[Aim]: Every line with the word "City" in it should be extracted from the data that follows.

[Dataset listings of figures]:
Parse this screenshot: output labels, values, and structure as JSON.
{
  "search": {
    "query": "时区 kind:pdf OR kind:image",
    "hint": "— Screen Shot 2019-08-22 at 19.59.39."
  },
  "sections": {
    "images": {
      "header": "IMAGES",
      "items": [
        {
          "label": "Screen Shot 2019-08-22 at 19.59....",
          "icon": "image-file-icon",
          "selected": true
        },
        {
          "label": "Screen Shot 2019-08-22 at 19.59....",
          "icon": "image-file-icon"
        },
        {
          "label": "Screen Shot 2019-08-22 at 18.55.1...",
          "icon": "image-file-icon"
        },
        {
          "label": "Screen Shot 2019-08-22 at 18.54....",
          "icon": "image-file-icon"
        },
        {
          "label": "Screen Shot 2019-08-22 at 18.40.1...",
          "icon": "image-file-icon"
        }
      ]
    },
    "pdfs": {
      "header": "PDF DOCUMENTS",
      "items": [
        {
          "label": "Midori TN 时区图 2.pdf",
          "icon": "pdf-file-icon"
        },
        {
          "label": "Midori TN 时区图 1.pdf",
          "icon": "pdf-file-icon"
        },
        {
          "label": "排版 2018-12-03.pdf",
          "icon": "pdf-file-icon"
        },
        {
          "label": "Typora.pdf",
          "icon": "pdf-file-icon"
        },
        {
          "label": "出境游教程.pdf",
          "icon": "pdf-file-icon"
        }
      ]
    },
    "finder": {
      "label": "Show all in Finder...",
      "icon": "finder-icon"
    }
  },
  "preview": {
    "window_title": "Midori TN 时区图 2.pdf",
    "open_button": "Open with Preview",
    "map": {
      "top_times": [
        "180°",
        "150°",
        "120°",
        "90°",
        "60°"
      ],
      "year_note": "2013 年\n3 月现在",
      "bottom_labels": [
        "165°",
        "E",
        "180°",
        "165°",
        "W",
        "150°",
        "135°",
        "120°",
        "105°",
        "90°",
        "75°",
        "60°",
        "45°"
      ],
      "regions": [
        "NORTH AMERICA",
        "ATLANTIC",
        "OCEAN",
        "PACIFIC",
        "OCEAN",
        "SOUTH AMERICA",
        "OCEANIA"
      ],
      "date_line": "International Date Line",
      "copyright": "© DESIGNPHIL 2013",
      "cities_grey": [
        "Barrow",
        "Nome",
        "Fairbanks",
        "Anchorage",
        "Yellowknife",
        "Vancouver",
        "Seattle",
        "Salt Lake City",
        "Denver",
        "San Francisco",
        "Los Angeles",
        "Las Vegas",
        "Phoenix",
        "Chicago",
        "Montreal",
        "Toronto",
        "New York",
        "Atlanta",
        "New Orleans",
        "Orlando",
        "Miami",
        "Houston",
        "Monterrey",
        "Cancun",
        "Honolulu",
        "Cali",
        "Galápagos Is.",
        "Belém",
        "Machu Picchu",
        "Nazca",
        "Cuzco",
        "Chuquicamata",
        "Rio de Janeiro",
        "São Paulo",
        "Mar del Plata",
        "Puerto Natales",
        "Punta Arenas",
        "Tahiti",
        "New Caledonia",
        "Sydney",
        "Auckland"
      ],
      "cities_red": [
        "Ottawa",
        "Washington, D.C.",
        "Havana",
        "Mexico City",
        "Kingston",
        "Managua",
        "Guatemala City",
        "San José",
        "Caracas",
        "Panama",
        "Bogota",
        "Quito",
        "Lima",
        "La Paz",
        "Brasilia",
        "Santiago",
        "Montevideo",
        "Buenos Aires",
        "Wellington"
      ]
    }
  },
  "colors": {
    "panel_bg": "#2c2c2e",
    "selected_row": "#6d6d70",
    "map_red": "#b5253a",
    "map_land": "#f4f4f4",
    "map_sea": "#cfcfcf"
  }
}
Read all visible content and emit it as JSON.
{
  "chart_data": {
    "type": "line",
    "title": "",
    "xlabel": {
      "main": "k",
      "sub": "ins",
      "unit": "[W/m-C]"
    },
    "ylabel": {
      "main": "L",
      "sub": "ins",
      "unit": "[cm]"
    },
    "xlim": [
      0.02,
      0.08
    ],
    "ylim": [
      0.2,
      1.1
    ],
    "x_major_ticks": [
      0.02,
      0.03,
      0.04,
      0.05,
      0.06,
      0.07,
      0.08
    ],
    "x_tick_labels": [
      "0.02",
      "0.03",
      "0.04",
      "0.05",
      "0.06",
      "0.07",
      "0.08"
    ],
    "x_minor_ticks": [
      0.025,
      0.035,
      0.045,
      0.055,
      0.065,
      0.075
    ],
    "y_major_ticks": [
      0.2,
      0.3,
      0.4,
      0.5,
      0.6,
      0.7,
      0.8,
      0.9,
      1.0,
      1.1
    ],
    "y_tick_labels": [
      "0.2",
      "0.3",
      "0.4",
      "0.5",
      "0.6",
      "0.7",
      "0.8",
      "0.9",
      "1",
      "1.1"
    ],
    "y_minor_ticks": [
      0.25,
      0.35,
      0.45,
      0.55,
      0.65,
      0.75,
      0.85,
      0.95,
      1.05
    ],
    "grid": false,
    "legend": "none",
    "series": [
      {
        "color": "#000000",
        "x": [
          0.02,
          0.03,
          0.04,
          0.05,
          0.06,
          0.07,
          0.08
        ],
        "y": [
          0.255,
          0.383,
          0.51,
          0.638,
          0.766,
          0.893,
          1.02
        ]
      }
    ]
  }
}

[Full solution]:
        "Salt Lake City",
        "Mexico City",
        "Guatemala City",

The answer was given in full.